**Chart and figure data:**
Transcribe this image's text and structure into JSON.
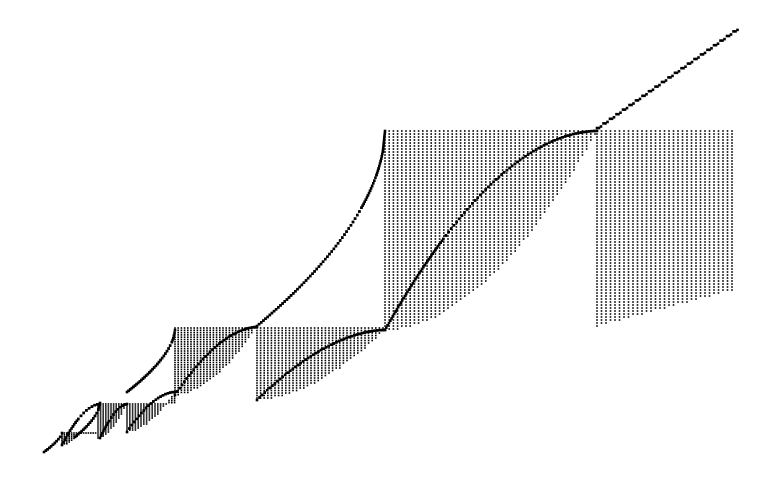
{
  "figure": {
    "description_text": "",
    "colors": {
      "background": "#ffffff",
      "foreground": "#000000"
    },
    "style": "stippled dot-line fractal staircase, no axes, no labels"
  }
}
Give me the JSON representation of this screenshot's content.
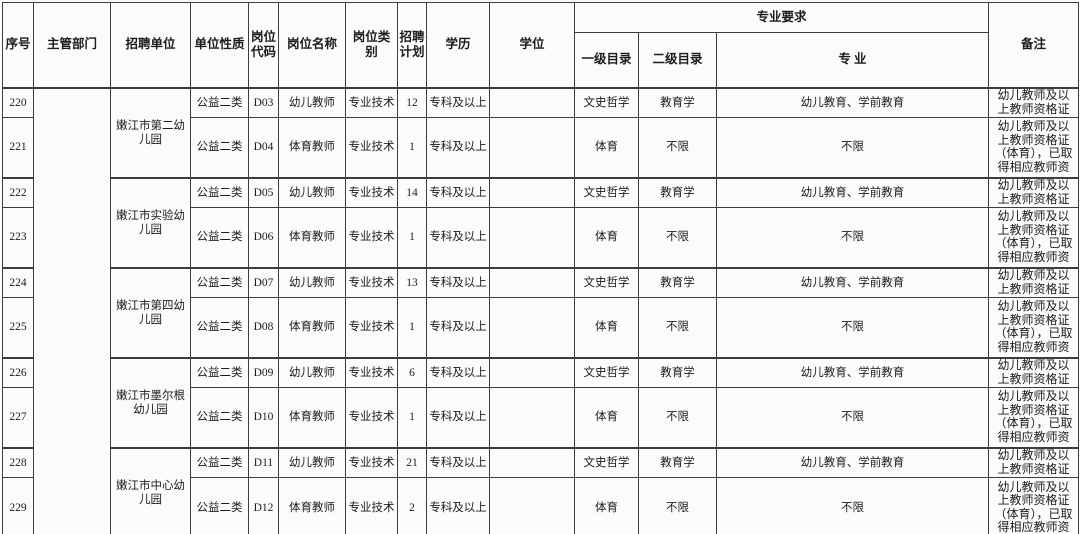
{
  "table": {
    "header": {
      "serial": "序号",
      "department": "主管部门",
      "unit": "招聘单位",
      "nature": "单位性质",
      "code": "岗位代码",
      "title": "岗位名称",
      "category": "岗位类别",
      "plan": "招聘计划",
      "education": "学历",
      "degree": "学位",
      "major_requirements": "专业要求",
      "level1": "一级目录",
      "level2": "二级目录",
      "major": "专 业",
      "remark": "备注"
    },
    "department_value": "",
    "groups": [
      {
        "unit": "嫩江市第二幼儿园",
        "rows": [
          {
            "serial": "220",
            "nature": "公益二类",
            "code": "D03",
            "title": "幼儿教师",
            "category": "专业技术",
            "plan": "12",
            "education": "专科及以上",
            "degree": "",
            "cat1": "文史哲学",
            "cat2": "教育学",
            "major": "幼儿教育、学前教育",
            "remark": "幼儿教师及以上教师资格证"
          },
          {
            "serial": "221",
            "nature": "公益二类",
            "code": "D04",
            "title": "体育教师",
            "category": "专业技术",
            "plan": "1",
            "education": "专科及以上",
            "degree": "",
            "cat1": "体育",
            "cat2": "不限",
            "major": "不限",
            "remark": "幼儿教师及以上教师资格证（体育），已取得相应教师资"
          }
        ]
      },
      {
        "unit": "嫩江市实验幼儿园",
        "rows": [
          {
            "serial": "222",
            "nature": "公益二类",
            "code": "D05",
            "title": "幼儿教师",
            "category": "专业技术",
            "plan": "14",
            "education": "专科及以上",
            "degree": "",
            "cat1": "文史哲学",
            "cat2": "教育学",
            "major": "幼儿教育、学前教育",
            "remark": "幼儿教师及以上教师资格证"
          },
          {
            "serial": "223",
            "nature": "公益二类",
            "code": "D06",
            "title": "体育教师",
            "category": "专业技术",
            "plan": "1",
            "education": "专科及以上",
            "degree": "",
            "cat1": "体育",
            "cat2": "不限",
            "major": "不限",
            "remark": "幼儿教师及以上教师资格证（体育），已取得相应教师资"
          }
        ]
      },
      {
        "unit": "嫩江市第四幼儿园",
        "rows": [
          {
            "serial": "224",
            "nature": "公益二类",
            "code": "D07",
            "title": "幼儿教师",
            "category": "专业技术",
            "plan": "13",
            "education": "专科及以上",
            "degree": "",
            "cat1": "文史哲学",
            "cat2": "教育学",
            "major": "幼儿教育、学前教育",
            "remark": "幼儿教师及以上教师资格证"
          },
          {
            "serial": "225",
            "nature": "公益二类",
            "code": "D08",
            "title": "体育教师",
            "category": "专业技术",
            "plan": "1",
            "education": "专科及以上",
            "degree": "",
            "cat1": "体育",
            "cat2": "不限",
            "major": "不限",
            "remark": "幼儿教师及以上教师资格证（体育），已取得相应教师资"
          }
        ]
      },
      {
        "unit": "嫩江市墨尔根幼儿园",
        "rows": [
          {
            "serial": "226",
            "nature": "公益二类",
            "code": "D09",
            "title": "幼儿教师",
            "category": "专业技术",
            "plan": "6",
            "education": "专科及以上",
            "degree": "",
            "cat1": "文史哲学",
            "cat2": "教育学",
            "major": "幼儿教育、学前教育",
            "remark": "幼儿教师及以上教师资格证"
          },
          {
            "serial": "227",
            "nature": "公益二类",
            "code": "D10",
            "title": "体育教师",
            "category": "专业技术",
            "plan": "1",
            "education": "专科及以上",
            "degree": "",
            "cat1": "体育",
            "cat2": "不限",
            "major": "不限",
            "remark": "幼儿教师及以上教师资格证（体育），已取得相应教师资"
          }
        ]
      },
      {
        "unit": "嫩江市中心幼儿园",
        "rows": [
          {
            "serial": "228",
            "nature": "公益二类",
            "code": "D11",
            "title": "幼儿教师",
            "category": "专业技术",
            "plan": "21",
            "education": "专科及以上",
            "degree": "",
            "cat1": "文史哲学",
            "cat2": "教育学",
            "major": "幼儿教育、学前教育",
            "remark": "幼儿教师及以上教师资格证"
          },
          {
            "serial": "229",
            "nature": "公益二类",
            "code": "D12",
            "title": "体育教师",
            "category": "专业技术",
            "plan": "2",
            "education": "专科及以上",
            "degree": "",
            "cat1": "体育",
            "cat2": "不限",
            "major": "不限",
            "remark": "幼儿教师及以上教师资格证（体育），已取得相应教师资"
          }
        ]
      }
    ]
  }
}
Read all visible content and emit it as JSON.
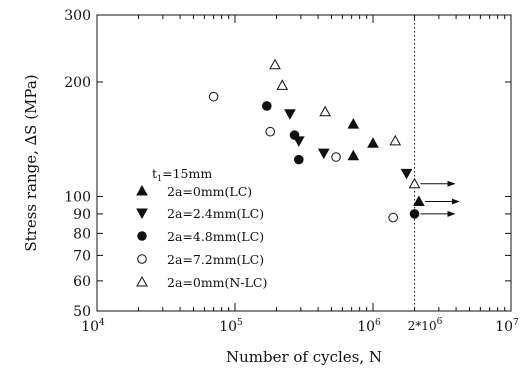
{
  "chart_data": {
    "type": "scatter",
    "xscale": "log",
    "yscale": "log",
    "xlim": [
      10000,
      10000000
    ],
    "ylim": [
      50,
      300
    ],
    "xlabel": "Number of cycles, N",
    "ylabel": "Stress range, ∆S (MPa)",
    "x_ticks": [
      {
        "value": 10000,
        "base": "10",
        "exp": "4"
      },
      {
        "value": 100000,
        "base": "10",
        "exp": "5"
      },
      {
        "value": 1000000,
        "base": "10",
        "exp": "6"
      },
      {
        "value": 10000000,
        "base": "10",
        "exp": "7"
      }
    ],
    "y_ticks": [
      {
        "value": 50,
        "label": "50"
      },
      {
        "value": 60,
        "label": "60"
      },
      {
        "value": 70,
        "label": "70"
      },
      {
        "value": 80,
        "label": "80"
      },
      {
        "value": 90,
        "label": "90"
      },
      {
        "value": 100,
        "label": "100"
      },
      {
        "value": 200,
        "label": "200"
      },
      {
        "value": 300,
        "label": "300"
      }
    ],
    "grid": false,
    "legend_title": {
      "prefix": "t",
      "sub": "1",
      "suffix": "=15mm"
    },
    "legend_position": "left",
    "series": [
      {
        "name": "2a=0mm(LC)",
        "marker": "triangle-up",
        "filled": true,
        "points": [
          [
            1000000,
            138
          ],
          [
            720000,
            128
          ],
          [
            720000,
            155
          ],
          [
            2150000,
            97
          ]
        ]
      },
      {
        "name": "2a=2.4mm(LC)",
        "marker": "triangle-down",
        "filled": true,
        "points": [
          [
            250000,
            165
          ],
          [
            290000,
            140
          ],
          [
            440000,
            130
          ],
          [
            1750000,
            115
          ]
        ]
      },
      {
        "name": "2a=4.8mm(LC)",
        "marker": "circle",
        "filled": true,
        "points": [
          [
            170000,
            173
          ],
          [
            270000,
            145
          ],
          [
            290000,
            125
          ],
          [
            2000000,
            90
          ]
        ]
      },
      {
        "name": "2a=7.2mm(LC)",
        "marker": "circle",
        "filled": false,
        "points": [
          [
            70000,
            183
          ],
          [
            180000,
            148
          ],
          [
            540000,
            127
          ],
          [
            1400000,
            88
          ]
        ]
      },
      {
        "name": "2a=0mm(N-LC)",
        "marker": "triangle-up",
        "filled": false,
        "points": [
          [
            195000,
            222
          ],
          [
            220000,
            196
          ],
          [
            450000,
            167
          ],
          [
            1450000,
            140
          ],
          [
            2000000,
            108
          ]
        ]
      }
    ],
    "runouts": [
      [
        2000000,
        108
      ],
      [
        2150000,
        97
      ],
      [
        2000000,
        90
      ]
    ],
    "reference_line": {
      "x": 2000000,
      "style": "dotted"
    },
    "annotation": {
      "base": "2*10",
      "exp": "6"
    }
  }
}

**EXERCISE:** Copy out all the records exactly, excluding pictures.

**FULL ANSWER:**
Transcribe this image's text and structure into JSON.
{
  "figure": {
    "description_text": "",
    "colors": {
      "background": "#ffffff",
      "foreground": "#000000"
    },
    "style": "stippled dot-line fractal staircase, no axes, no labels"
  }
}
Give me the JSON representation of this screenshot's content.
{
  "table": {
    "header": {
      "serial": "序号",
      "department": "主管部门",
      "unit": "招聘单位",
      "nature": "单位性质",
      "code": "岗位代码",
      "title": "岗位名称",
      "category": "岗位类别",
      "plan": "招聘计划",
      "education": "学历",
      "degree": "学位",
      "major_requirements": "专业要求",
      "level1": "一级目录",
      "level2": "二级目录",
      "major": "专 业",
      "remark": "备注"
    },
    "department_value": "",
    "groups": [
      {
        "unit": "嫩江市第二幼儿园",
        "rows": [
          {
            "serial": "220",
            "nature": "公益二类",
            "code": "D03",
            "title": "幼儿教师",
            "category": "专业技术",
            "plan": "12",
            "education": "专科及以上",
            "degree": "",
            "cat1": "文史哲学",
            "cat2": "教育学",
            "major": "幼儿教育、学前教育",
            "remark": "幼儿教师及以上教师资格证"
          },
          {
            "serial": "221",
            "nature": "公益二类",
            "code": "D04",
            "title": "体育教师",
            "category": "专业技术",
            "plan": "1",
            "education": "专科及以上",
            "degree": "",
            "cat1": "体育",
            "cat2": "不限",
            "major": "不限",
            "remark": "幼儿教师及以上教师资格证（体育），已取得相应教师资"
          }
        ]
      },
      {
        "unit": "嫩江市实验幼儿园",
        "rows": [
          {
            "serial": "222",
            "nature": "公益二类",
            "code": "D05",
            "title": "幼儿教师",
            "category": "专业技术",
            "plan": "14",
            "education": "专科及以上",
            "degree": "",
            "cat1": "文史哲学",
            "cat2": "教育学",
            "major": "幼儿教育、学前教育",
            "remark": "幼儿教师及以上教师资格证"
          },
          {
            "serial": "223",
            "nature": "公益二类",
            "code": "D06",
            "title": "体育教师",
            "category": "专业技术",
            "plan": "1",
            "education": "专科及以上",
            "degree": "",
            "cat1": "体育",
            "cat2": "不限",
            "major": "不限",
            "remark": "幼儿教师及以上教师资格证（体育），已取得相应教师资"
          }
        ]
      },
      {
        "unit": "嫩江市第四幼儿园",
        "rows": [
          {
            "serial": "224",
            "nature": "公益二类",
            "code": "D07",
            "title": "幼儿教师",
            "category": "专业技术",
            "plan": "13",
            "education": "专科及以上",
            "degree": "",
            "cat1": "文史哲学",
            "cat2": "教育学",
            "major": "幼儿教育、学前教育",
            "remark": "幼儿教师及以上教师资格证"
          },
          {
            "serial": "225",
            "nature": "公益二类",
            "code": "D08",
            "title": "体育教师",
            "category": "专业技术",
            "plan": "1",
            "education": "专科及以上",
            "degree": "",
            "cat1": "体育",
            "cat2": "不限",
            "major": "不限",
            "remark": "幼儿教师及以上教师资格证（体育），已取得相应教师资"
          }
        ]
      },
      {
        "unit": "嫩江市墨尔根幼儿园",
        "rows": [
          {
            "serial": "226",
            "nature": "公益二类",
            "code": "D09",
            "title": "幼儿教师",
            "category": "专业技术",
            "plan": "6",
            "education": "专科及以上",
            "degree": "",
            "cat1": "文史哲学",
            "cat2": "教育学",
            "major": "幼儿教育、学前教育",
            "remark": "幼儿教师及以上教师资格证"
          },
          {
            "serial": "227",
            "nature": "公益二类",
            "code": "D10",
            "title": "体育教师",
            "category": "专业技术",
            "plan": "1",
            "education": "专科及以上",
            "degree": "",
            "cat1": "体育",
            "cat2": "不限",
            "major": "不限",
            "remark": "幼儿教师及以上教师资格证（体育），已取得相应教师资"
          }
        ]
      },
      {
        "unit": "嫩江市中心幼儿园",
        "rows": [
          {
            "serial": "228",
            "nature": "公益二类",
            "code": "D11",
            "title": "幼儿教师",
            "category": "专业技术",
            "plan": "21",
            "education": "专科及以上",
            "degree": "",
            "cat1": "文史哲学",
            "cat2": "教育学",
            "major": "幼儿教育、学前教育",
            "remark": "幼儿教师及以上教师资格证"
          },
          {
            "serial": "229",
            "nature": "公益二类",
            "code": "D12",
            "title": "体育教师",
            "category": "专业技术",
            "plan": "2",
            "education": "专科及以上",
            "degree": "",
            "cat1": "体育",
            "cat2": "不限",
            "major": "不限",
            "remark": "幼儿教师及以上教师资格证（体育），已取得相应教师资"
          }
        ]
      }
    ]
  }
}
Read all visible content and emit it as JSON.
{
  "chart_data": {
    "type": "scatter",
    "xscale": "log",
    "yscale": "log",
    "xlim": [
      10000,
      10000000
    ],
    "ylim": [
      50,
      300
    ],
    "xlabel": "Number of cycles, N",
    "ylabel": "Stress range, ∆S (MPa)",
    "x_ticks": [
      {
        "value": 10000,
        "base": "10",
        "exp": "4"
      },
      {
        "value": 100000,
        "base": "10",
        "exp": "5"
      },
      {
        "value": 1000000,
        "base": "10",
        "exp": "6"
      },
      {
        "value": 10000000,
        "base": "10",
        "exp": "7"
      }
    ],
    "y_ticks": [
      {
        "value": 50,
        "label": "50"
      },
      {
        "value": 60,
        "label": "60"
      },
      {
        "value": 70,
        "label": "70"
      },
      {
        "value": 80,
        "label": "80"
      },
      {
        "value": 90,
        "label": "90"
      },
      {
        "value": 100,
        "label": "100"
      },
      {
        "value": 200,
        "label": "200"
      },
      {
        "value": 300,
        "label": "300"
      }
    ],
    "grid": false,
    "legend_title": {
      "prefix": "t",
      "sub": "1",
      "suffix": "=15mm"
    },
    "legend_position": "left",
    "series": [
      {
        "name": "2a=0mm(LC)",
        "marker": "triangle-up",
        "filled": true,
        "points": [
          [
            1000000,
            138
          ],
          [
            720000,
            128
          ],
          [
            720000,
            155
          ],
          [
            2150000,
            97
          ]
        ]
      },
      {
        "name": "2a=2.4mm(LC)",
        "marker": "triangle-down",
        "filled": true,
        "points": [
          [
            250000,
            165
          ],
          [
            290000,
            140
          ],
          [
            440000,
            130
          ],
          [
            1750000,
            115
          ]
        ]
      },
      {
        "name": "2a=4.8mm(LC)",
        "marker": "circle",
        "filled": true,
        "points": [
          [
            170000,
            173
          ],
          [
            270000,
            145
          ],
          [
            290000,
            125
          ],
          [
            2000000,
            90
          ]
        ]
      },
      {
        "name": "2a=7.2mm(LC)",
        "marker": "circle",
        "filled": false,
        "points": [
          [
            70000,
            183
          ],
          [
            180000,
            148
          ],
          [
            540000,
            127
          ],
          [
            1400000,
            88
          ]
        ]
      },
      {
        "name": "2a=0mm(N-LC)",
        "marker": "triangle-up",
        "filled": false,
        "points": [
          [
            195000,
            222
          ],
          [
            220000,
            196
          ],
          [
            450000,
            167
          ],
          [
            1450000,
            140
          ],
          [
            2000000,
            108
          ]
        ]
      }
    ],
    "runouts": [
      [
        2000000,
        108
      ],
      [
        2150000,
        97
      ],
      [
        2000000,
        90
      ]
    ],
    "reference_line": {
      "x": 2000000,
      "style": "dotted"
    },
    "annotation": {
      "base": "2*10",
      "exp": "6"
    }
  }
}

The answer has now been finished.